Maroubra update

Subject: Maroubra update
From: Rod Gardner <>
Date: Fri, 31 Jul 1998 16:52:44 +1000
Here's an update on the highlights of the last couple of weeks seabirding
off Maroubra, Sydney.

South-easterly winds on 24th July, brought a number of seabirds close
inshore, and amongst them five juvenile giant petrels, no less than three
of which were identifiable for species. A Northern Giant Petrel passed
about 50 meters off Mistral Point, allowing the reddish tip to the bill to
be seen. It was so close that I didn't manage to get the 'scope on it until
it was a fair way past the headland, but the bill tip colour was quite
visible through binoculars. A little later a Southern Giant Petrel passed
by about 75 meters away, again the diagnostic bill colour being quite
easily discernible. A second Southern Giant Petrel landed on the water and
started feeding on a dead squid about 100 meters offshore.
Also seen that day were a phase 4 Wandering Albatross (exulans or gibsoni,
I think), a Shy Albatross and a Brown Skua.

In the past two weeks prion numbers have been well down on their peak in
June, but there are still a few around. Even with numbers down, there are
more this year than there have been in the last three years.

**Document understanding data:**
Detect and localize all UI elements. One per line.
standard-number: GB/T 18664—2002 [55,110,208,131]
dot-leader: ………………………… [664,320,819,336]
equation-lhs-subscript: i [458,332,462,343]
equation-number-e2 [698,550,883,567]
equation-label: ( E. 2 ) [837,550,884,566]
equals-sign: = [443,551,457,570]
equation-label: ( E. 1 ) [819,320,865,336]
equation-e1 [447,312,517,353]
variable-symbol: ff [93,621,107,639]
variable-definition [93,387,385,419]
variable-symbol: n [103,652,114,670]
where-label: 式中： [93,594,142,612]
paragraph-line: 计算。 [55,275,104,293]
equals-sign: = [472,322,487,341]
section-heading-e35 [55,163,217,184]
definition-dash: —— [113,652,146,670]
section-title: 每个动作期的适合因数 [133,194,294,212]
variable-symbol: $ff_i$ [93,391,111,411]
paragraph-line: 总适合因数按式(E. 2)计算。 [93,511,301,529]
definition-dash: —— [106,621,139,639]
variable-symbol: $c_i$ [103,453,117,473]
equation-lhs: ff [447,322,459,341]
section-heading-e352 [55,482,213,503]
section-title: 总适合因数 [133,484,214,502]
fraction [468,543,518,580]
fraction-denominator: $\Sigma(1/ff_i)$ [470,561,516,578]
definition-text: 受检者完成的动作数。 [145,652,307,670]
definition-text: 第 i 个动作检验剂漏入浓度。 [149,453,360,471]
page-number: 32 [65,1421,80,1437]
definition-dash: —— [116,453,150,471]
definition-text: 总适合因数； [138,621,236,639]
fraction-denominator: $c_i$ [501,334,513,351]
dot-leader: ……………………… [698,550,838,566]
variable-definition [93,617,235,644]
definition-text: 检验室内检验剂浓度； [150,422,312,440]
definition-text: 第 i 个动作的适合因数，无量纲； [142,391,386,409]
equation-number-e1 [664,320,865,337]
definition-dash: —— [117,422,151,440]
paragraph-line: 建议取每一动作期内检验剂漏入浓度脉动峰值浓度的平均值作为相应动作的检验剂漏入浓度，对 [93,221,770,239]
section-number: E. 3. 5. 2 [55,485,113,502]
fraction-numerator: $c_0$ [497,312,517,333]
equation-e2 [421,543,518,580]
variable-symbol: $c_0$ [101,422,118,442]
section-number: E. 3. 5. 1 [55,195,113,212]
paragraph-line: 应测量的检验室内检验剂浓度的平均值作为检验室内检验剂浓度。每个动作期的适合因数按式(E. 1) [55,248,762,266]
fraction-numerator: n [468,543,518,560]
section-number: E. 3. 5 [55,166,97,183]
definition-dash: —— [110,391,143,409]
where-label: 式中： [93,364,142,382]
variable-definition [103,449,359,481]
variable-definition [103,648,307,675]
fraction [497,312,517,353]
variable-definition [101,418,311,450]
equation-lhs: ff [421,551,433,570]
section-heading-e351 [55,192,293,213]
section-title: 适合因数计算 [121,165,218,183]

**WHAT YOU SHOULD DO:** Write the next part of the Maroubra seabirding update, following on from its final sentence.

**RESPONSE TO THE TASK:**
The strong westerlies earlier this week didn't bring in much (not
surprising, with the winds blowing straight out to sea), though there were
three Little Penguins together off Mistral Point on 29th. On 30th there
were three Brown Skuas, two Shy Albatrosses, over thirty White-fronted
Terns. Today, Friday, the winds turned south-west, and there was a lot
more: 60+ Black-browed Albatrosses (inlcuding at least 9 impavida), 30+
Yellow-nosed, a Shy Albatross, another Brown Skua, over 20 White-fronted
Terns, a couple of giant petrels, and a couple of prions sp, as well as
hundreds of Fluttering Shearwaters.

If previous years are anything to go by, Brown Skuas should be peaking in
numbers now, and Shy and Wandering Albatrosses in the next four weeks or so
- and giant petrels too. So if the winds are strong(ish) in the southerly
half, it should be worth going out to a headland. This is also the best
White-fronted Tern year in the past four winters - I've logged up nearly
four hundred so far.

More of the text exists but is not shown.